— What the task asks —
Print the lines from the one containing "figure1-apparatus (150, 278, 430, 458)" through the one containing "answer-blank-color1[interactable] (437, 1003, 509, 1022)", both included, and nothing else.

— Given information —
☆ ☆ ☆ ☆ ☆
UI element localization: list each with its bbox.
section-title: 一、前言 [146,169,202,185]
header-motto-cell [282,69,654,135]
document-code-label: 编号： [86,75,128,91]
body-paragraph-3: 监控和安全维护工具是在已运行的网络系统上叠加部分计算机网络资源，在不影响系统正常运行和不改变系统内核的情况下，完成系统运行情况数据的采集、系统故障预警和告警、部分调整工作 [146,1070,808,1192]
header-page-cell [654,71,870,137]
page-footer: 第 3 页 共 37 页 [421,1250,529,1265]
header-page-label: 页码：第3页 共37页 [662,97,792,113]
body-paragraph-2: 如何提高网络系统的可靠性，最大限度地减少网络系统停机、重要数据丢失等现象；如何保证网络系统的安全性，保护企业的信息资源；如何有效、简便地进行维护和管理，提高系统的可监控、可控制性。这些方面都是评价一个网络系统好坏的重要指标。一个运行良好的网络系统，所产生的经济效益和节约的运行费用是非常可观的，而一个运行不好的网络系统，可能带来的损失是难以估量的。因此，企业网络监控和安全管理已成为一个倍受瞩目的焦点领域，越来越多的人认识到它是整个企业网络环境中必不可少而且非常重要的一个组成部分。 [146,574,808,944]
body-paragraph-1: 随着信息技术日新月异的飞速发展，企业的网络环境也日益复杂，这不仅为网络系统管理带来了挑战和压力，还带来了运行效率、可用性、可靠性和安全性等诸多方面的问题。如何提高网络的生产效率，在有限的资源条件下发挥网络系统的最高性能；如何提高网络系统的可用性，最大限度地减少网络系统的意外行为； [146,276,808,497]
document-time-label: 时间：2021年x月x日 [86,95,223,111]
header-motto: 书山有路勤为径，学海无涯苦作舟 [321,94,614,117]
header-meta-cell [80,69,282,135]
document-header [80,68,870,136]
☆ ☆ ☆ ☆ ☆
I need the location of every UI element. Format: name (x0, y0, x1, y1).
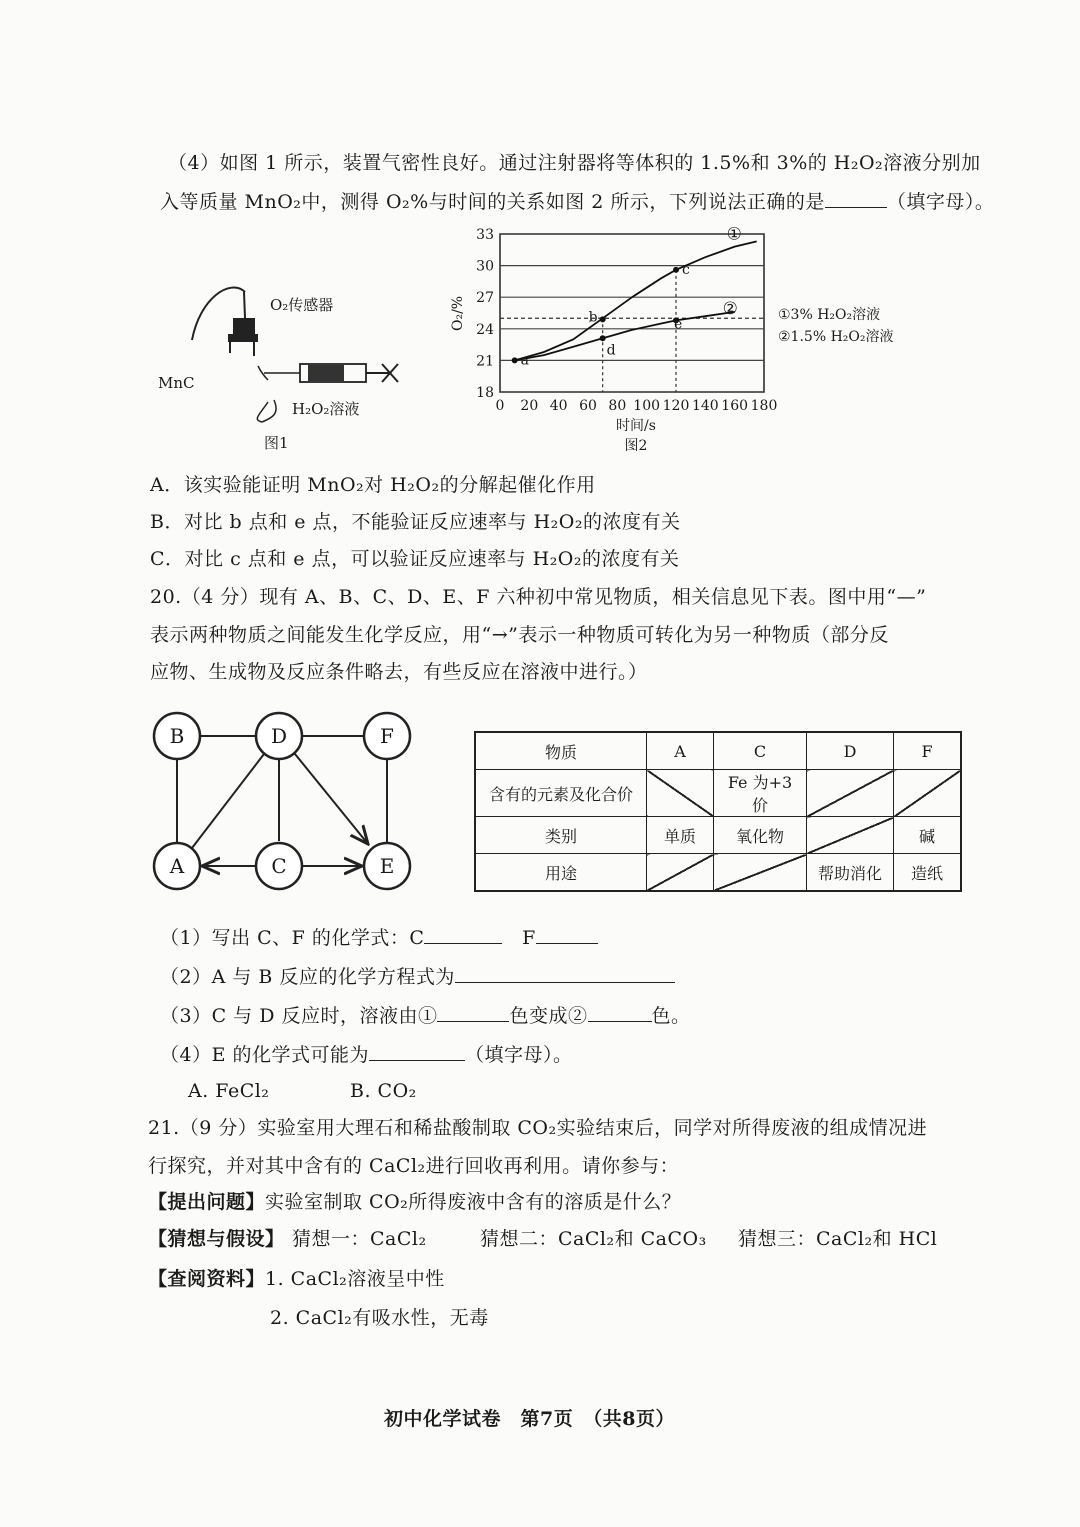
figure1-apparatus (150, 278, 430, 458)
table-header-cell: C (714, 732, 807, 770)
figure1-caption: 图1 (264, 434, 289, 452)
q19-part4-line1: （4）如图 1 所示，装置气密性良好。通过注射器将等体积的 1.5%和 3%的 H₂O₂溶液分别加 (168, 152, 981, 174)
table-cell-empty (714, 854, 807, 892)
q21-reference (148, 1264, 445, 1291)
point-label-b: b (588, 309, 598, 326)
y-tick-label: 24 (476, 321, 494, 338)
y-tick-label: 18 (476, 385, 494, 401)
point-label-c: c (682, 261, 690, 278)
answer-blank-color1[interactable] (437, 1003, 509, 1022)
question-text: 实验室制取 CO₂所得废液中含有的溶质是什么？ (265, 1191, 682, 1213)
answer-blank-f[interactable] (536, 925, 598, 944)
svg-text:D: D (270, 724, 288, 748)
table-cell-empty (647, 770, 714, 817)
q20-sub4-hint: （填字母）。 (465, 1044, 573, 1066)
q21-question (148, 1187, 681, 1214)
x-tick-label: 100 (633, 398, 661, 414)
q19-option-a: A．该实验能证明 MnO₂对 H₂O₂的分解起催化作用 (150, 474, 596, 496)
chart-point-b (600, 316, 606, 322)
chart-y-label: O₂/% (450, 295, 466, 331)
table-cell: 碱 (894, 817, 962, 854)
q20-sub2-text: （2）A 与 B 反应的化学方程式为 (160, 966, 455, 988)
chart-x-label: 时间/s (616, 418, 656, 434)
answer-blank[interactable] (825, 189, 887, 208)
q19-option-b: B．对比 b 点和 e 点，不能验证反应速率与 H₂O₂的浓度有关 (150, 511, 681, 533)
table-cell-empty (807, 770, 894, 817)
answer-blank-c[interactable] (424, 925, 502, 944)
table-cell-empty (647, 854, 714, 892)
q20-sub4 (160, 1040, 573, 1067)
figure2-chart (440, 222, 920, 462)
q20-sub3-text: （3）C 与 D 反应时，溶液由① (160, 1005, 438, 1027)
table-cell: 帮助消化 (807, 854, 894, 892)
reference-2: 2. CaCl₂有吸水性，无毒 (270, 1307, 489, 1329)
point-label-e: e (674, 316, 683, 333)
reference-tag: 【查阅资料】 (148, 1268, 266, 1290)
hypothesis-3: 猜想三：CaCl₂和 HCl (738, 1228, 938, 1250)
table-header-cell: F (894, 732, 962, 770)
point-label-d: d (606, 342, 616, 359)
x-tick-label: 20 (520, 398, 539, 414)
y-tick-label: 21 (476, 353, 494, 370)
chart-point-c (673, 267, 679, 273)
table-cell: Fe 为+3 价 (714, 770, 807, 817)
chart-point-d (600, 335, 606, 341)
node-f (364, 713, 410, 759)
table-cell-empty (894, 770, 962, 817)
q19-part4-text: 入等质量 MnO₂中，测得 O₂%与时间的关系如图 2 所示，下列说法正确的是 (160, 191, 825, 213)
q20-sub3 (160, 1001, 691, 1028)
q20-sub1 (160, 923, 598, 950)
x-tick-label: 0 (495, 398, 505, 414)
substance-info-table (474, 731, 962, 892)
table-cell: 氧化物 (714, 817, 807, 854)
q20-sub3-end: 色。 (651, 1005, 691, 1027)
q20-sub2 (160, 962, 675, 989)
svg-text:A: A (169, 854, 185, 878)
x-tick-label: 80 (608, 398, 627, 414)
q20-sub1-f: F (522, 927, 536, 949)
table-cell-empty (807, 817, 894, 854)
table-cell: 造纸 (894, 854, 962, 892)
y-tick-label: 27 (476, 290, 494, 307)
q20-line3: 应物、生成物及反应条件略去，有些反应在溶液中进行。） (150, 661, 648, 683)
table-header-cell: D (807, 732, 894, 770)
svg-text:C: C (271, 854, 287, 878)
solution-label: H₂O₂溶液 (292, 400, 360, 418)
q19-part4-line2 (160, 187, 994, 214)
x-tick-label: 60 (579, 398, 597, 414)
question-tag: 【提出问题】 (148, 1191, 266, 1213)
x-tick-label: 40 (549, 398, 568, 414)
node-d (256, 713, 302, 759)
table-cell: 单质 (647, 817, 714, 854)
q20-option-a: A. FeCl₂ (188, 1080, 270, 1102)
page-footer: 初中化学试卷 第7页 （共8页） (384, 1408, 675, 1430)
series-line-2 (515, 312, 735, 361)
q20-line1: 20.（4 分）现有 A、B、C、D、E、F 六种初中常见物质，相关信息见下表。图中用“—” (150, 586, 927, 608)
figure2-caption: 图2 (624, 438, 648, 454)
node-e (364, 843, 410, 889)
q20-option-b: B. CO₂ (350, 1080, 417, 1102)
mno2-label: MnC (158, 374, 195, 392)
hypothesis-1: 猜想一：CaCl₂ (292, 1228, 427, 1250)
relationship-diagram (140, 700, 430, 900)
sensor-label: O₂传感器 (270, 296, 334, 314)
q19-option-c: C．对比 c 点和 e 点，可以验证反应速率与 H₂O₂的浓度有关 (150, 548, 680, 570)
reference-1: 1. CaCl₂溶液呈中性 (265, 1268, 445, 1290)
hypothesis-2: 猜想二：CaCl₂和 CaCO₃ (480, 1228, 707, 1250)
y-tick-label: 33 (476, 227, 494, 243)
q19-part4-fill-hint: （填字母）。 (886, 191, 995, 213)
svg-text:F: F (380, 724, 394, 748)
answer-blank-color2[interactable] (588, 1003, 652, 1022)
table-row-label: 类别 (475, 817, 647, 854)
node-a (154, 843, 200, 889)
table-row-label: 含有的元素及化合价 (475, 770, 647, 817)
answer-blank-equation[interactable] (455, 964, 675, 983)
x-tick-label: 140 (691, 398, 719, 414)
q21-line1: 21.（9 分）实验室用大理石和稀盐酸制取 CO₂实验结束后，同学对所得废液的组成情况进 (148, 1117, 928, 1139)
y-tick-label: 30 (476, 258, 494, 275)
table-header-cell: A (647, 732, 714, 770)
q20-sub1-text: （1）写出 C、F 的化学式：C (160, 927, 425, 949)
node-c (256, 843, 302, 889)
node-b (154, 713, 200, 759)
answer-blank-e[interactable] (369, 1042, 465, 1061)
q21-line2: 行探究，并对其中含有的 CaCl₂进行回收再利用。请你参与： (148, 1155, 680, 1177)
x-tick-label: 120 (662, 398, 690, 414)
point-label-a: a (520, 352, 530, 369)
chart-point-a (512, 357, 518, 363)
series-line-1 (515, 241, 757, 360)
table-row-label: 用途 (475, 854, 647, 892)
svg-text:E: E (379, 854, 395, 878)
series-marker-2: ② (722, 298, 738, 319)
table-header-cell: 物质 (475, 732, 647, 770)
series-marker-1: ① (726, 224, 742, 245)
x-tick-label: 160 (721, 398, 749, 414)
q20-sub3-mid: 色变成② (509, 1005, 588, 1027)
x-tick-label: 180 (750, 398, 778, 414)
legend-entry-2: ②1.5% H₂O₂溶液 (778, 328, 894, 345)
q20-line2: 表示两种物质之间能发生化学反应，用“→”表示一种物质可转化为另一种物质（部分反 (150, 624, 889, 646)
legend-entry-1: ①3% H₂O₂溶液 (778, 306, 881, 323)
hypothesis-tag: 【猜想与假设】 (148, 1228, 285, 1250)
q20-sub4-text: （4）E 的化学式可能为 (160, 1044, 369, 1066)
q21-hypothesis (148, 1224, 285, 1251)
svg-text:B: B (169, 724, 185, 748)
☆ ☆ ☆ ☆ ☆
— Right answer —
figure1-apparatus (150, 278, 430, 458)
table-header-cell: C (714, 732, 807, 770)
figure1-caption: 图1 (264, 434, 289, 452)
q19-part4-line1: （4）如图 1 所示，装置气密性良好。通过注射器将等体积的 1.5%和 3%的 H₂O₂溶液分别加 (168, 152, 981, 174)
table-cell-empty (714, 854, 807, 892)
q21-reference (148, 1264, 445, 1291)
point-label-b: b (588, 309, 598, 326)
y-tick-label: 24 (476, 321, 494, 338)
y-tick-label: 18 (476, 385, 494, 401)
point-label-c: c (682, 261, 690, 278)
answer-blank-color1[interactable] (437, 1003, 509, 1022)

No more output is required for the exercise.